_Aufgaben_
**1.** Nennen Sie alle verschiedenen Wörter im Kommentar, die mit „Arzt“ oder „Ärzt“ beginnen, in der Form, in der sie dort stehen.
**2.** Schreiben Sie aus dem Kommentar den Abschnitt von „Diesen Eindruck gewinnt“ bis „Praxen gut geeignet.“ wortgetreu ab.

Kommentar
Zu viel Populismus
Wenn es ums Geld geht, wecken Publikumsmedien bei ihren Lesern gerne Pawlowsche Reflexe. Es werden die angeblich besser Verdienenden vorgeführt - Ärzte sind beliebte Opfer, weil das gute Image der Ärzte so einen schönen Kontrast gibt zu den Verfehlungen, die sich Vertreter des Berufsstandes angeblich zu Schulden kommen lassen. In solchen Fällen kommt es auf die Fakten nicht unbedingt an, Hauptsache, die Geschichte passt ins Raster.
Diesen Eindruck gewinnt man derzeit in Nordrhein-Westfalen bei den Berichten über angeblichen Abrechnungsbetrug, und er drängt sich auch häufig auf, wenn es um das Arzteinkommen geht.
Geradezu wohltuend ist der Vergleich der Gehälter und Einkünfte, den "Focus" jetzt veröffentlicht hat. Denn das Magazin verzichtet darauf, auf Neidreflexe zu setzen, die Geschichte ist eher deskriptiv. Die empirische Basis für die Zahlen ist allerdings dünn, und Bruttogehälter werden ohne Kommentar neben Gewinne vor Steuern gestellt.
Gerade bei Arztpraxen fehlen nach wie vor breite Untersuchungen, die auf sauberer betriebswirtschaftlicher Analyse beruhen. Sie würden Populisten Wind aus den Segeln nehmen - und wären auch als Benchmark für einzelne Praxen gut geeignet.

_Daten_
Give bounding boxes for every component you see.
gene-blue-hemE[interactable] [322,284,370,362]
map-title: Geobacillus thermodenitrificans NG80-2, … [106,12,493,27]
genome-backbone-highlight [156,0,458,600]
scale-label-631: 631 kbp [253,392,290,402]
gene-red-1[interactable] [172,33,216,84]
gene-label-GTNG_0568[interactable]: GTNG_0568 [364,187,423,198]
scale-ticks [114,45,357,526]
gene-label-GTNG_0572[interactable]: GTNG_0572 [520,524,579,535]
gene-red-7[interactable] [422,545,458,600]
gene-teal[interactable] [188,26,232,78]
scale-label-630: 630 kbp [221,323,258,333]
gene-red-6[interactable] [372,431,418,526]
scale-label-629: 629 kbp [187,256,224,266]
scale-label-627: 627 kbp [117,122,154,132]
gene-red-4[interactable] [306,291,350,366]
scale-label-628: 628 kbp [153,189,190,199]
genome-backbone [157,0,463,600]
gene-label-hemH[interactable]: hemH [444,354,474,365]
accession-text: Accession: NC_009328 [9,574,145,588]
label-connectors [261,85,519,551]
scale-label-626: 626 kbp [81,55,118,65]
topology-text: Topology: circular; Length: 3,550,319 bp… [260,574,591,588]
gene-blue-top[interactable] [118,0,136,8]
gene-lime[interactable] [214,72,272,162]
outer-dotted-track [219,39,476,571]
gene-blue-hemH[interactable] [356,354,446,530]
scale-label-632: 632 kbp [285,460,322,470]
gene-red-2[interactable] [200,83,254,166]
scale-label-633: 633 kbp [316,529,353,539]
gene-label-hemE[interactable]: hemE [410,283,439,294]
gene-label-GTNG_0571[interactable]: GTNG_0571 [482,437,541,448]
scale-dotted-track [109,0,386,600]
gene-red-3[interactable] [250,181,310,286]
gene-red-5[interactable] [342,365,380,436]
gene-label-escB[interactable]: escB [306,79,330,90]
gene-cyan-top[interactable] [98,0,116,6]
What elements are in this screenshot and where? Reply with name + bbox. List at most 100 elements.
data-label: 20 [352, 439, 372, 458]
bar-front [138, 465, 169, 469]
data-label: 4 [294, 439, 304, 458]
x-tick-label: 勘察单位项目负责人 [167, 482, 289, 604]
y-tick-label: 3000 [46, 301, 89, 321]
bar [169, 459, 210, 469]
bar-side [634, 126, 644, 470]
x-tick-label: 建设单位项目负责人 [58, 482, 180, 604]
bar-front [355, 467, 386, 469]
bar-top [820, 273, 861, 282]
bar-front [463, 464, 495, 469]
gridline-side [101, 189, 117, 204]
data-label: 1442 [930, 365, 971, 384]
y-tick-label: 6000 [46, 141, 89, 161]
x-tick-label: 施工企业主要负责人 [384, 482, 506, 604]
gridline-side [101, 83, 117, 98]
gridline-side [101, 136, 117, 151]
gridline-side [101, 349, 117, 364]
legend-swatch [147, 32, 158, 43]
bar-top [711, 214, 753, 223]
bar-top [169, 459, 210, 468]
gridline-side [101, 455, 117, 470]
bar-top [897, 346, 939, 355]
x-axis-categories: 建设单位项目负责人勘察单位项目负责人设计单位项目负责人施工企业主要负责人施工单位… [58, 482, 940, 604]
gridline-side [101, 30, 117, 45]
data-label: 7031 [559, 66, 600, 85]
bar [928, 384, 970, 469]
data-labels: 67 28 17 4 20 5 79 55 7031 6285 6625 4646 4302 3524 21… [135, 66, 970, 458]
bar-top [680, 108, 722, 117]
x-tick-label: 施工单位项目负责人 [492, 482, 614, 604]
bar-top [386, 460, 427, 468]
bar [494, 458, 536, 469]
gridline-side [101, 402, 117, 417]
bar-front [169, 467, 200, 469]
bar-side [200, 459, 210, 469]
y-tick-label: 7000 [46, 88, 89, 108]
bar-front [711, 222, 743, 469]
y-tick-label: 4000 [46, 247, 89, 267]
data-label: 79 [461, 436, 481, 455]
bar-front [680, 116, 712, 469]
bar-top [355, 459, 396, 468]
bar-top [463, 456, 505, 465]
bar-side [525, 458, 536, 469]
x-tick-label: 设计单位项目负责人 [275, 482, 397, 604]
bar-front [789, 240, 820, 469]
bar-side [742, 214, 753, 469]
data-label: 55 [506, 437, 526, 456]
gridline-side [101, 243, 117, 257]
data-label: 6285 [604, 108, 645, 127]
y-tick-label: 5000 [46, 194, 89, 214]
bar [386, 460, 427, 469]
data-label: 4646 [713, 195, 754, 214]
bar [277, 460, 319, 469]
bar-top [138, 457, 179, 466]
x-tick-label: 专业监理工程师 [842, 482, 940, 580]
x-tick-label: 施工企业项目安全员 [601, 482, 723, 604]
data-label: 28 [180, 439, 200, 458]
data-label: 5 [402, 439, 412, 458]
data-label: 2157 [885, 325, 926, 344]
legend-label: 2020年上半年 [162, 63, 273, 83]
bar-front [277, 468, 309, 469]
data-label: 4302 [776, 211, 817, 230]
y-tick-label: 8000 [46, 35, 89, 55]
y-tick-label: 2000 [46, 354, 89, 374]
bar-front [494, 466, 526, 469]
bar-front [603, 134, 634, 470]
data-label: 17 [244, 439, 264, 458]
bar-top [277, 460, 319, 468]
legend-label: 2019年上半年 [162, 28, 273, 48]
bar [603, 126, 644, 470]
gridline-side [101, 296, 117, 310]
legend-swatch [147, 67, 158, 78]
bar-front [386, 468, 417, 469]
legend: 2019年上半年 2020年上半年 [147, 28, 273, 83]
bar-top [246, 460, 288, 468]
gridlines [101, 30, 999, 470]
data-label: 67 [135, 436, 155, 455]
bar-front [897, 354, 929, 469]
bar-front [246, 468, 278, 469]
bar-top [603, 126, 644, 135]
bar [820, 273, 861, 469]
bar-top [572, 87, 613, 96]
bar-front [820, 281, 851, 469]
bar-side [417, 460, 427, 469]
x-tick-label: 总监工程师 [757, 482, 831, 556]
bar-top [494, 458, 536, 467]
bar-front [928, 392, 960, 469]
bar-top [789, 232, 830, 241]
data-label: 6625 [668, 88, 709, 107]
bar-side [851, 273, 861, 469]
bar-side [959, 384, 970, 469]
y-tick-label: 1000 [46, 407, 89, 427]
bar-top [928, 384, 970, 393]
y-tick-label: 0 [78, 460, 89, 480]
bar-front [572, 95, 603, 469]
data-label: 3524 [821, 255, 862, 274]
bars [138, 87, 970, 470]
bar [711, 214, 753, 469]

_Lösungen_
**1.** Ärzte, Arzteinkommen, Arztpraxen

**2.**
Diesen Eindruck gewinnt man derzeit in Nordrhein-Westfalen bei den Berichten über angeblichen Abrechnungsbetrug, und er drängt sich auch häufig auf, wenn es um das Arzteinkommen geht.
Geradezu wohltuend ist der Vergleich der Gehälter und Einkünfte, den "Focus" jetzt veröffentlicht hat. Denn das Magazin verzichtet darauf, auf Neidreflexe zu setzen, die Geschichte ist eher deskriptiv. Die empirische Basis für die Zahlen ist allerdings dünn, und Bruttogehälter werden ohne Kommentar neben Gewinne vor Steuern gestellt.
Gerade bei Arztpraxen fehlen nach wie vor breite Untersuchungen, die auf sauberer betriebswirtschaftlicher Analyse beruhen. Sie würden Populisten Wind aus den Segeln nehmen - und wären auch als Benchmark für einzelne Praxen gut geeignet.